** What to produce **
Extract the complete data exactly as given.

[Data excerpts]

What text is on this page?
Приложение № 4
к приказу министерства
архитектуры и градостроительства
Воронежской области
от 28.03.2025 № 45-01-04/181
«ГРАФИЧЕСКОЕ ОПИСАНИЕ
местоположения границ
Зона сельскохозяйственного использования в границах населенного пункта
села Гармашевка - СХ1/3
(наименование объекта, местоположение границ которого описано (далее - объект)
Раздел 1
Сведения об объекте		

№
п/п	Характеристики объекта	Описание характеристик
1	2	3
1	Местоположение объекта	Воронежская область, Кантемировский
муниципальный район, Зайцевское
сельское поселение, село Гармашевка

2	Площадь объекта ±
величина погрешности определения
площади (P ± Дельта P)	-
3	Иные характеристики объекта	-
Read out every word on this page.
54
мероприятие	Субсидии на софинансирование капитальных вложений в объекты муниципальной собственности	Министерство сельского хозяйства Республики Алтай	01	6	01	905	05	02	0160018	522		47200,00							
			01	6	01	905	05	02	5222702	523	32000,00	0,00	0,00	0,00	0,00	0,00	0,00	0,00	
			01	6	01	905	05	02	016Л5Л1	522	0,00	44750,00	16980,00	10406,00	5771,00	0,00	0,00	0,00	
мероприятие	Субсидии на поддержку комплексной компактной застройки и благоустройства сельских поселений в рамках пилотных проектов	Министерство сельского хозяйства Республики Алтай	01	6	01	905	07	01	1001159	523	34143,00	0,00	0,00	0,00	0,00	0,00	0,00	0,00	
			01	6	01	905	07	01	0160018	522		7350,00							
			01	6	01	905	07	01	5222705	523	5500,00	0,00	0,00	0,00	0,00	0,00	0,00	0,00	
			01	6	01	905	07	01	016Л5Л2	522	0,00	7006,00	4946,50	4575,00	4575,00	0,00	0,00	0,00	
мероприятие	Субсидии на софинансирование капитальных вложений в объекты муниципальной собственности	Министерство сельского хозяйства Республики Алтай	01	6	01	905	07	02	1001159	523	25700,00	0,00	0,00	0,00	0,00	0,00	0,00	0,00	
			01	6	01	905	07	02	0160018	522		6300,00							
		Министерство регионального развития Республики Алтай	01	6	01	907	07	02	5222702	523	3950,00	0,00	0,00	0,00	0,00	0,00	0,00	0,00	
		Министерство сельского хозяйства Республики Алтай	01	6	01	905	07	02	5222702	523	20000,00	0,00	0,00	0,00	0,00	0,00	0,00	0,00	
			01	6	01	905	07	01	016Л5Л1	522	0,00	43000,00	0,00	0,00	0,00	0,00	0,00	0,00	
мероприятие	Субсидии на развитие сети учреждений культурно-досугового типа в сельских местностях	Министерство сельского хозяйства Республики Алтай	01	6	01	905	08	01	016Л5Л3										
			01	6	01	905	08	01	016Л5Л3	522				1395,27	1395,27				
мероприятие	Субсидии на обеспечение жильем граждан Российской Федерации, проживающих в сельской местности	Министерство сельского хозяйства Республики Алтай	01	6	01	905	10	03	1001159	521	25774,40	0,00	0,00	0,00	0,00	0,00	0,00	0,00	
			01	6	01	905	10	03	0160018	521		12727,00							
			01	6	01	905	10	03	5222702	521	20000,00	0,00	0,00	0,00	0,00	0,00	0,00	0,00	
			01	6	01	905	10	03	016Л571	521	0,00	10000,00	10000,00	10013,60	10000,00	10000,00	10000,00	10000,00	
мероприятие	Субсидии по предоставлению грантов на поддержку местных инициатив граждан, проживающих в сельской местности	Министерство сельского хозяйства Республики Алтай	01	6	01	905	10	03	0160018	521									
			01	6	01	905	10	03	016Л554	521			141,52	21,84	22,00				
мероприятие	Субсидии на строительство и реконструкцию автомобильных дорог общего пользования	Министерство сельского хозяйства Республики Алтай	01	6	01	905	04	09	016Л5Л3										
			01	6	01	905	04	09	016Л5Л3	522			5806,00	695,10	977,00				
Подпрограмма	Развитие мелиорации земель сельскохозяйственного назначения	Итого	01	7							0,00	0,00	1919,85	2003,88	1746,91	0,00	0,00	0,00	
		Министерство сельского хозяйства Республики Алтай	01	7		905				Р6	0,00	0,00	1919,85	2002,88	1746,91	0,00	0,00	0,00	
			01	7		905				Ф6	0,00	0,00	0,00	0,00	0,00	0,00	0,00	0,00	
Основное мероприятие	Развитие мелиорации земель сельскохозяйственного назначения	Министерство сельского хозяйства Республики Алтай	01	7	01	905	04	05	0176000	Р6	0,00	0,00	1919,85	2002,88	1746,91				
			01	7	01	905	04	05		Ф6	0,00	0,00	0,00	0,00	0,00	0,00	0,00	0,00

** Correct result **
What text is on this page?
Приложение № 4
к приказу министерства
архитектуры и градостроительства
Воронежской области
от 28.03.2025 № 45-01-04/181
«ГРАФИЧЕСКОЕ ОПИСАНИЕ
местоположения границ
Зона сельскохозяйственного использования в границах населенного пункта
села Гармашевка - СХ1/3
(наименование объекта, местоположение границ которого описано (далее - объект)
Раздел 1
Сведения об объекте		

№
п/п	Характеристики объекта	Описание характеристик
1	2	3
1	Местоположение объекта	Воронежская область, Кантемировский
муниципальный район, Зайцевское
сельское поселение, село Гармашевка

2	Площадь объекта ±
величина погрешности определения
площади (P ± Дельта P)	-
3	Иные характеристики объекта	-
Read out every word on this page.
54
мероприятие	Субсидии на софинансирование капитальных вложений в объекты муниципальной собственности	Министерство сельского хозяйства Республики Алтай	01	6	01	905	05	02	0160018	522		47200,00							
			01	6	01	905	05	02	5222702	523	32000,00	0,00	0,00	0,00	0,00	0,00	0,00	0,00	
			01	6	01	905	05	02	016Л5Л1	522	0,00	44750,00	16980,00	10406,00	5771,00	0,00	0,00	0,00	
мероприятие	Субсидии на поддержку комплексной компактной застройки и благоустройства сельских поселений в рамках пилотных проектов	Министерство сельского хозяйства Республики Алтай	01	6	01	905	07	01	1001159	523	34143,00	0,00	0,00	0,00	0,00	0,00	0,00	0,00	
			01	6	01	905	07	01	0160018	522		7350,00							
			01	6	01	905	07	01	5222705	523	5500,00	0,00	0,00	0,00	0,00	0,00	0,00	0,00	
			01	6	01	905	07	01	016Л5Л2	522	0,00	7006,00	4946,50	4575,00	4575,00	0,00	0,00	0,00	
мероприятие	Субсидии на софинансирование капитальных вложений в объекты муниципальной собственности	Министерство сельского хозяйства Республики Алтай	01	6	01	905	07	02	1001159	523	25700,00	0,00	0,00	0,00	0,00	0,00	0,00	0,00	
			01	6	01	905	07	02	0160018	522		6300,00							
		Министерство регионального развития Республики Алтай	01	6	01	907	07	02	5222702	523	3950,00	0,00	0,00	0,00	0,00	0,00	0,00	0,00	
		Министерство сельского хозяйства Республики Алтай	01	6	01	905	07	02	5222702	523	20000,00	0,00	0,00	0,00	0,00	0,00	0,00	0,00	
			01	6	01	905	07	01	016Л5Л1	522	0,00	43000,00	0,00	0,00	0,00	0,00	0,00	0,00	
мероприятие	Субсидии на развитие сети учреждений культурно-досугового типа в сельских местностях	Министерство сельского хозяйства Республики Алтай	01	6	01	905	08	01	016Л5Л3										
			01	6	01	905	08	01	016Л5Л3	522				1395,27	1395,27				
мероприятие	Субсидии на обеспечение жильем граждан Российской Федерации, проживающих в сельской местности	Министерство сельского хозяйства Республики Алтай	01	6	01	905	10	03	1001159	521	25774,40	0,00	0,00	0,00	0,00	0,00	0,00	0,00	
			01	6	01	905	10	03	0160018	521		12727,00							
			01	6	01	905	10	03	5222702	521	20000,00	0,00	0,00	0,00	0,00	0,00	0,00	0,00	
			01	6	01	905	10	03	016Л571	521	0,00	10000,00	10000,00	10013,60	10000,00	10000,00	10000,00	10000,00	
мероприятие	Субсидии по предоставлению грантов на поддержку местных инициатив граждан, проживающих в сельской местности	Министерство сельского хозяйства Республики Алтай	01	6	01	905	10	03	0160018	521									
			01	6	01	905	10	03	016Л554	521			141,52	21,84	22,00				
мероприятие	Субсидии на строительство и реконструкцию автомобильных дорог общего пользования	Министерство сельского хозяйства Республики Алтай	01	6	01	905	04	09	016Л5Л3										
			01	6	01	905	04	09	016Л5Л3	522			5806,00	695,10	977,00				
Подпрограмма	Развитие мелиорации земель сельскохозяйственного назначения	Итого	01	7							0,00	0,00	1919,85	2003,88	1746,91	0,00	0,00	0,00	
		Министерство сельского хозяйства Республики Алтай	01	7		905				Р6	0,00	0,00	1919,85	2002,88	1746,91	0,00	0,00	0,00	
			01	7		905				Ф6	0,00	0,00	0,00	0,00	0,00	0,00	0,00	0,00	
Основное мероприятие	Развитие мелиорации земель сельскохозяйственного назначения	Министерство сельского хозяйства Республики Алтай	01	7	01	905	04	05	0176000	Р6	0,00	0,00	1919,85	2002,88	1746,91				
			01	7	01	905	04	05		Ф6	0,00	0,00	0,00	0,00	0,00	0,00	0,00	0,00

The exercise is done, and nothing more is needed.